=== Part of a data file ===
----------
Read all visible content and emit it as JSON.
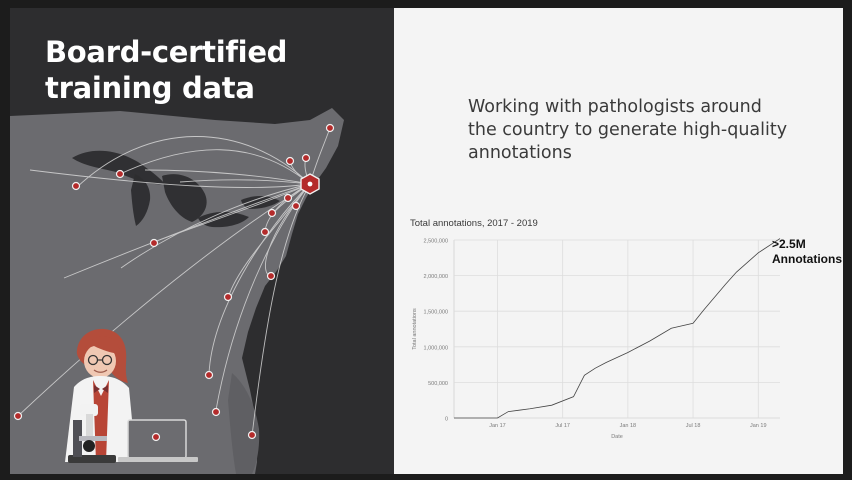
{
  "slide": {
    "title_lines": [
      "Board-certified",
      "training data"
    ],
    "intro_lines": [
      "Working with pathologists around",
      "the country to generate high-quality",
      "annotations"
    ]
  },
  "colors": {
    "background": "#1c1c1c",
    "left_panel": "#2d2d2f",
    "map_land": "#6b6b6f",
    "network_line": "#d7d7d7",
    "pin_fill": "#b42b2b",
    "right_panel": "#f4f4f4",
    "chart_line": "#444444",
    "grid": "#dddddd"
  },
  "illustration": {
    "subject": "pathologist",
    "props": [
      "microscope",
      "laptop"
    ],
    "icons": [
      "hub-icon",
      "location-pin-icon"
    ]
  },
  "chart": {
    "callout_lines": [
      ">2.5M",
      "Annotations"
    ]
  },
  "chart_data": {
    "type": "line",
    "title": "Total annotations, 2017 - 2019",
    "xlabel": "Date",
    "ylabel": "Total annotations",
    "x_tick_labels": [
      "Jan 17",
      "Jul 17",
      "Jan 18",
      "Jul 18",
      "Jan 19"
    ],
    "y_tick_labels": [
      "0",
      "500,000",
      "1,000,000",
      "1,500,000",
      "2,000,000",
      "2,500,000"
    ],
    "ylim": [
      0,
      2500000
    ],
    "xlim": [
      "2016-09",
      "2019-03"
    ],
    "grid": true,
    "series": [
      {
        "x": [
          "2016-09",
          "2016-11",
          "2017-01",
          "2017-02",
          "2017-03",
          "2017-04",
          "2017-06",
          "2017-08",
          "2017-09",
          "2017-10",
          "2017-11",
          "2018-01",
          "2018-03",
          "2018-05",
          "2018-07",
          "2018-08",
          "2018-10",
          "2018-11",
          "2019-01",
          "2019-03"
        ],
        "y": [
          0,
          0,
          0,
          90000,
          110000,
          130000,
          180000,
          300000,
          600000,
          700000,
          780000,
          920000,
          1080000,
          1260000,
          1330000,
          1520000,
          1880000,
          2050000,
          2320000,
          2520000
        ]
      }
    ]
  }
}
----------
=== STATED TASK ===
Leave out the pictures and copy everything else in the records word for word.

=== SOLUTION ===
Read all visible content and emit it as JSON.
{
  "slide": {
    "title_lines": [
      "Board-certified",
      "training data"
    ],
    "intro_lines": [
      "Working with pathologists around",
      "the country to generate high-quality",
      "annotations"
    ]
  },
  "colors": {
    "background": "#1c1c1c",
    "left_panel": "#2d2d2f",
    "map_land": "#6b6b6f",
    "network_line": "#d7d7d7",
    "pin_fill": "#b42b2b",
    "right_panel": "#f4f4f4",
    "chart_line": "#444444",
    "grid": "#dddddd"
  },
  "illustration": {
    "subject": "pathologist",
    "props": [
      "microscope",
      "laptop"
    ],
    "icons": [
      "hub-icon",
      "location-pin-icon"
    ]
  },
  "chart": {
    "callout_lines": [
      ">2.5M",
      "Annotations"
    ]
  },
  "chart_data": {
    "type": "line",
    "title": "Total annotations, 2017 - 2019",
    "xlabel": "Date",
    "ylabel": "Total annotations",
    "x_tick_labels": [
      "Jan 17",
      "Jul 17",
      "Jan 18",
      "Jul 18",
      "Jan 19"
    ],
    "y_tick_labels": [
      "0",
      "500,000",
      "1,000,000",
      "1,500,000",
      "2,000,000",
      "2,500,000"
    ],
    "ylim": [
      0,
      2500000
    ],
    "xlim": [
      "2016-09",
      "2019-03"
    ],
    "grid": true,
    "series": [
      {
        "x": [
          "2016-09",
          "2016-11",
          "2017-01",
          "2017-02",
          "2017-03",
          "2017-04",
          "2017-06",
          "2017-08",
          "2017-09",
          "2017-10",
          "2017-11",
          "2018-01",
          "2018-03",
          "2018-05",
          "2018-07",
          "2018-08",
          "2018-10",
          "2018-11",
          "2019-01",
          "2019-03"
        ],
        "y": [
          0,
          0,
          0,
          90000,
          110000,
          130000,
          180000,
          300000,
          600000,
          700000,
          780000,
          920000,
          1080000,
          1260000,
          1330000,
          1520000,
          1880000,
          2050000,
          2320000,
          2520000
        ]
      }
    ]
  }
}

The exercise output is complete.